## start Extracted material

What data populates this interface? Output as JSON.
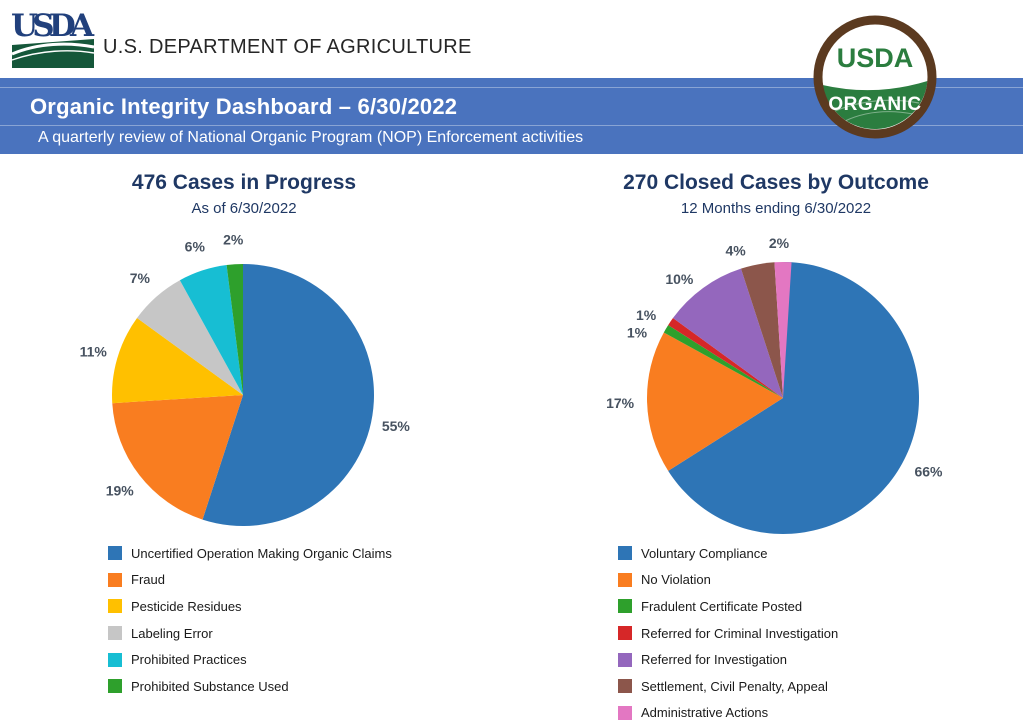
{
  "header": {
    "logo_text": "USDA",
    "dept_title": "U.S. DEPARTMENT OF AGRICULTURE",
    "banner_title": "Organic Integrity Dashboard – 6/30/2022",
    "banner_subtitle": "A quarterly review of National Organic Program (NOP) Enforcement activities",
    "banner_color": "#4A73BE"
  },
  "organic_seal": {
    "top_text": "USDA",
    "bottom_text": "ORGANIC",
    "ring_color": "#5B3A20",
    "green_color": "#2B7D3F"
  },
  "chart_data": [
    {
      "type": "pie",
      "title": "476 Cases in Progress",
      "subtitle": "As of 6/30/2022",
      "total_cases": 476,
      "legend_position": "bottom",
      "categories": [
        "Uncertified Operation Making Organic Claims",
        "Fraud",
        "Pesticide Residues",
        "Labeling Error",
        "Prohibited Practices",
        "Prohibited Substance Used"
      ],
      "values": [
        55,
        19,
        11,
        7,
        6,
        2
      ],
      "value_unit": "%",
      "colors": [
        "#2E75B6",
        "#F97D20",
        "#FFC000",
        "#C6C6C6",
        "#17BED3",
        "#2EA02C"
      ]
    },
    {
      "type": "pie",
      "title": "270 Closed Cases by Outcome",
      "subtitle": "12 Months ending 6/30/2022",
      "total_cases": 270,
      "legend_position": "bottom",
      "categories": [
        "Voluntary Compliance",
        "No Violation",
        "Fradulent Certificate Posted",
        "Referred for Criminal Investigation",
        "Referred for Investigation",
        "Settlement, Civil Penalty, Appeal",
        "Administrative Actions"
      ],
      "values": [
        66,
        17,
        1,
        1,
        10,
        4,
        2
      ],
      "value_unit": "%",
      "colors": [
        "#2E75B6",
        "#F97D20",
        "#2EA02C",
        "#D62728",
        "#9467BD",
        "#8C564B",
        "#E377C2"
      ]
    }
  ]
}
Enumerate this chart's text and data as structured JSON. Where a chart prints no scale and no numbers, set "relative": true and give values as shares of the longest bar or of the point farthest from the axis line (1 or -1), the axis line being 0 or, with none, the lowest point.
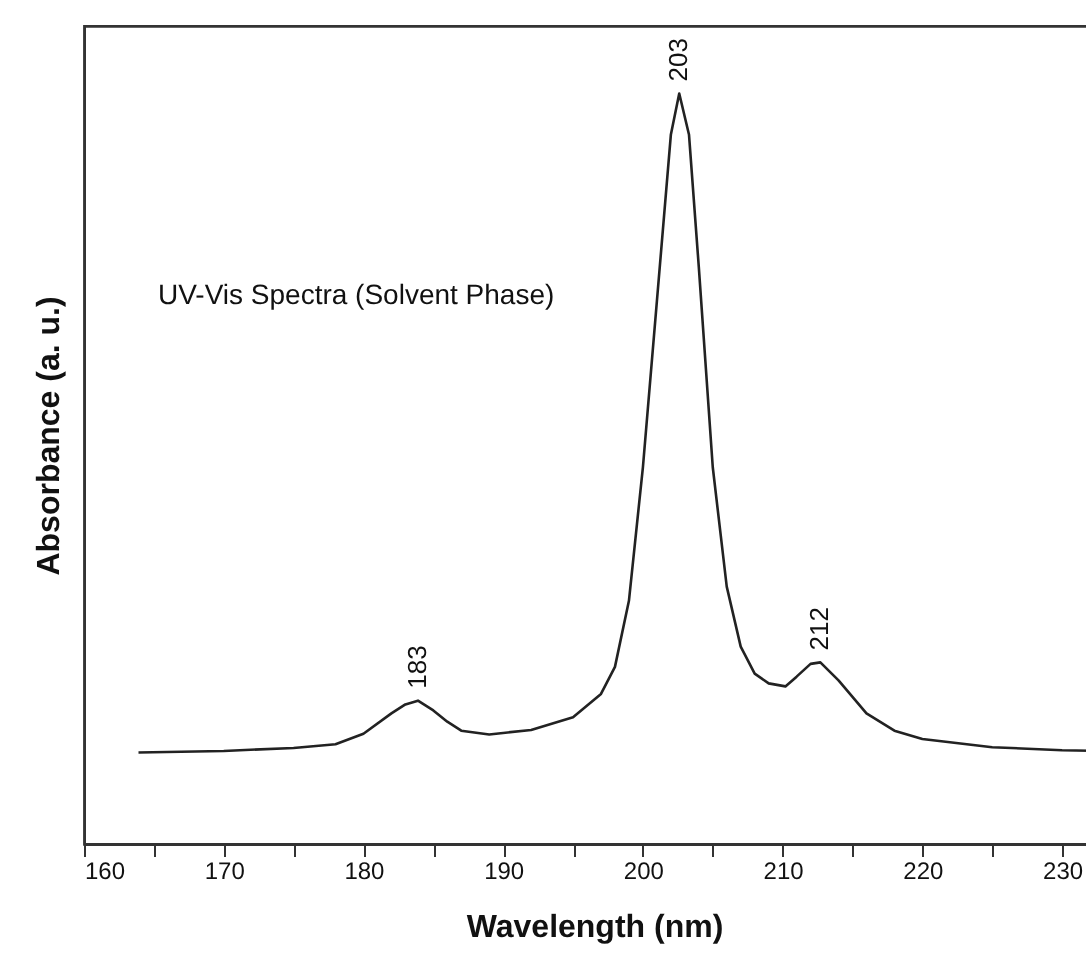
{
  "chart_data": {
    "type": "line",
    "relative": true,
    "xlabel": "Wavelength (nm)",
    "ylabel": "Absorbance (a. u.)",
    "grid": false,
    "marker": "none",
    "line_style": "solid",
    "xlim": [
      160,
      233
    ],
    "xticks": [
      160,
      {
        "value": 165,
        "label": null
      },
      170,
      {
        "value": 175,
        "label": null
      },
      180,
      {
        "value": 185,
        "label": null
      },
      190,
      {
        "value": 195,
        "label": null
      },
      200,
      {
        "value": 205,
        "label": null
      },
      210,
      {
        "value": 215,
        "label": null
      },
      220,
      {
        "value": 225,
        "label": null
      },
      230
    ],
    "x": [
      163.9,
      170,
      175,
      178,
      180,
      182,
      183,
      183.9,
      185,
      186,
      187,
      189,
      192,
      195,
      197,
      198,
      199,
      200,
      201,
      202,
      202.6,
      203.3,
      204,
      205,
      206,
      207,
      208,
      209,
      210.2,
      211,
      212,
      212.7,
      214,
      215,
      216,
      218,
      220,
      225,
      230,
      233
    ],
    "series": [
      {
        "color": "#222222",
        "values": [
          0.122,
          0.124,
          0.128,
          0.133,
          0.147,
          0.174,
          0.186,
          0.191,
          0.178,
          0.163,
          0.151,
          0.146,
          0.152,
          0.169,
          0.2,
          0.236,
          0.324,
          0.502,
          0.723,
          0.945,
          1.0,
          0.945,
          0.769,
          0.502,
          0.343,
          0.263,
          0.227,
          0.214,
          0.21,
          0.223,
          0.24,
          0.242,
          0.218,
          0.196,
          0.174,
          0.151,
          0.14,
          0.129,
          0.125,
          0.124
        ]
      }
    ],
    "annotations": [
      "UV-Vis Spectra (Solvent Phase)",
      {
        "text": "183",
        "x": 183.9,
        "y": 0.191
      },
      {
        "text": "203",
        "x": 202.6,
        "y": 1.0
      },
      {
        "text": "212",
        "x": 212.7,
        "y": 0.242
      }
    ]
  }
}
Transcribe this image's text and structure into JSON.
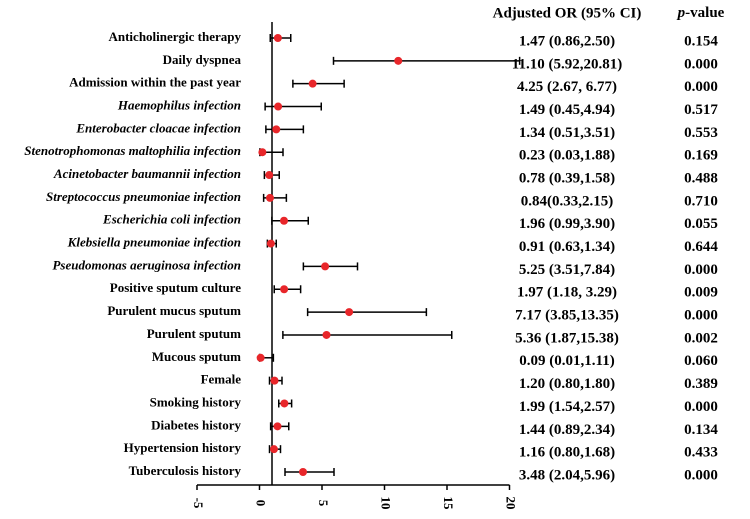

## end Extracted material

_Short problem_: Show the lines that mention the word "true".

_Final result_:
Enumerate this chart's text and data as structured JSON. Where a chart prints no scale and no numbers, set "relative": true and give values as shares of the longest bar or of the point farthest from the axis line (1 or -1), the axis line being 0 or, with none, the lowest point.
    "relative": true,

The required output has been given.